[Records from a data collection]
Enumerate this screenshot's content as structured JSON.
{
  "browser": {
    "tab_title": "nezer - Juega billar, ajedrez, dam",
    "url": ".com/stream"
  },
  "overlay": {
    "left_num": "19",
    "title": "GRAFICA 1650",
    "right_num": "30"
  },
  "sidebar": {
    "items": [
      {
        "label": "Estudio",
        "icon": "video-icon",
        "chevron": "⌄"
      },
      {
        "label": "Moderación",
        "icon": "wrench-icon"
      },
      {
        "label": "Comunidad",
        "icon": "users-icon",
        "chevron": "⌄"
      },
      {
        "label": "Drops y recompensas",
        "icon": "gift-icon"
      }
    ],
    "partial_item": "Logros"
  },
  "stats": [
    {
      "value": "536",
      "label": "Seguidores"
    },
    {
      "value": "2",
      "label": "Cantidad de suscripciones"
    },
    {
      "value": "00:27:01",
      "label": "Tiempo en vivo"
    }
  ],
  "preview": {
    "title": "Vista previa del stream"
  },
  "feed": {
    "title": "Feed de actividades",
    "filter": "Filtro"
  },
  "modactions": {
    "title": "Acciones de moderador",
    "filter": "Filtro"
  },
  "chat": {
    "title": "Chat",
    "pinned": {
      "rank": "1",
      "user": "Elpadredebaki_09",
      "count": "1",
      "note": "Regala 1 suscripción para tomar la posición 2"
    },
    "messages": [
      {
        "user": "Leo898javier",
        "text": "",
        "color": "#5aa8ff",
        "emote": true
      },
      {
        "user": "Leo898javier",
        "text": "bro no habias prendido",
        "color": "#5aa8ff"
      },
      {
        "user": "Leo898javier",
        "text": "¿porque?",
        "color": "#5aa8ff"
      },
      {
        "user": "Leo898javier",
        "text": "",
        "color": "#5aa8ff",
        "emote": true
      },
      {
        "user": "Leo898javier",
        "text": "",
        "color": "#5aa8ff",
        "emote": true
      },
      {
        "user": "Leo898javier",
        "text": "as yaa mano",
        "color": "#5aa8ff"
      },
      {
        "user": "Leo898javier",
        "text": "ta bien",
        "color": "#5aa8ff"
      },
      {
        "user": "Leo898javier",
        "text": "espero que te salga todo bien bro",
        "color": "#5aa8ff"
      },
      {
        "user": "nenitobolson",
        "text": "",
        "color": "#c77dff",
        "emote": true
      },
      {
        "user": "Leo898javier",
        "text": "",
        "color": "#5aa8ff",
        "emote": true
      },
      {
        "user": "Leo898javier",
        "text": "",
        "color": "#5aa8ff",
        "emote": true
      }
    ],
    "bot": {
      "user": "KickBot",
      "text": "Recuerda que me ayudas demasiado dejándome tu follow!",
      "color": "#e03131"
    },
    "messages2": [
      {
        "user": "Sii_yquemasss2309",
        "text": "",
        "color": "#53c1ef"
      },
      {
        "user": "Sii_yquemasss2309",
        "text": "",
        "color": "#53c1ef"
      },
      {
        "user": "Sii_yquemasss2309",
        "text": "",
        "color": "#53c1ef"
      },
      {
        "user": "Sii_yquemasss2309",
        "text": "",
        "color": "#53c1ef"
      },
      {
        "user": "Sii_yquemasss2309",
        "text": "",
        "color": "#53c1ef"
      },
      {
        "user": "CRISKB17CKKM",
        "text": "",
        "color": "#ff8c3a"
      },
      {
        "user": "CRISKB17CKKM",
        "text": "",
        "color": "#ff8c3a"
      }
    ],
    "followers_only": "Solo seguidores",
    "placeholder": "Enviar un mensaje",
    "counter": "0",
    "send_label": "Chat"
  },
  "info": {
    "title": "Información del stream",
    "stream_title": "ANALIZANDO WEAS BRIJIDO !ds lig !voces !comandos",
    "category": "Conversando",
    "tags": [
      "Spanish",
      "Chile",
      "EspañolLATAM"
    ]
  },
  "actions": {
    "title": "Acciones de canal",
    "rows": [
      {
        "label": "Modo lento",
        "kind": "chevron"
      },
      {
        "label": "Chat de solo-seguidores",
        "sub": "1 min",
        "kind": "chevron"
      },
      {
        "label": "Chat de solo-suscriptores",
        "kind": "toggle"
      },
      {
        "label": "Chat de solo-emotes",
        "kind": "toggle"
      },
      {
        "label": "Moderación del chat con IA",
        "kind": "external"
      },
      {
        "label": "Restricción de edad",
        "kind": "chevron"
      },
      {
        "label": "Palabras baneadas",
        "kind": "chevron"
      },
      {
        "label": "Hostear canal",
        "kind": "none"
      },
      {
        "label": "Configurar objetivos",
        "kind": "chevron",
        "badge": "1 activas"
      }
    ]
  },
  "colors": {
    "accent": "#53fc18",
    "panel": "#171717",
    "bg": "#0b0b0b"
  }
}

_EXERCISE TASK:_ Pick out each line that holds the string "Acciones".

_OUTPUT FOR THIS EXERCISE:_
    "title": "Acciones de moderador",
    "title": "Acciones de canal",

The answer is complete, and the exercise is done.